Task to carry out: Take all the material and copy it exactly.

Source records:
--*--
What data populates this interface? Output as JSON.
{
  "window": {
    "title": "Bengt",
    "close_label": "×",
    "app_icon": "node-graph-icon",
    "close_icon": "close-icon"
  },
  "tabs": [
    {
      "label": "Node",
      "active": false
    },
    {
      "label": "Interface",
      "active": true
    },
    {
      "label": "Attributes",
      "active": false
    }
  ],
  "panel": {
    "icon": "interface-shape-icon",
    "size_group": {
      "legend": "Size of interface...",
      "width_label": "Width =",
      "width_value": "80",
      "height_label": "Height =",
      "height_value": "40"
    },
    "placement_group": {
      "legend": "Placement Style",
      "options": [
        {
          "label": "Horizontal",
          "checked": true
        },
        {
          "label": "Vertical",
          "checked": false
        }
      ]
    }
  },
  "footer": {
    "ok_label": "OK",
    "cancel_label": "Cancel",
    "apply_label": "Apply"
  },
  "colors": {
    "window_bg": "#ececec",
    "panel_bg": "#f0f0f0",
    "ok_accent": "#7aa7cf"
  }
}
--*--
Task answer:
What data populates this interface? Output as JSON.
{
  "window": {
    "title": "Bengt",
    "close_label": "×",
    "app_icon": "node-graph-icon",
    "close_icon": "close-icon"
  },
  "tabs": [
    {
      "label": "Node",
      "active": false
    },
    {
      "label": "Interface",
      "active": true
    },
    {
      "label": "Attributes",
      "active": false
    }
  ],
  "panel": {
    "icon": "interface-shape-icon",
    "size_group": {
      "legend": "Size of interface...",
      "width_label": "Width =",
      "width_value": "80",
      "height_label": "Height =",
      "height_value": "40"
    },
    "placement_group": {
      "legend": "Placement Style",
      "options": [
        {
          "label": "Horizontal",
          "checked": true
        },
        {
          "label": "Vertical",
          "checked": false
        }
      ]
    }
  },
  "footer": {
    "ok_label": "OK",
    "cancel_label": "Cancel",
    "apply_label": "Apply"
  },
  "colors": {
    "window_bg": "#ececec",
    "panel_bg": "#f0f0f0",
    "ok_accent": "#7aa7cf"
  }
}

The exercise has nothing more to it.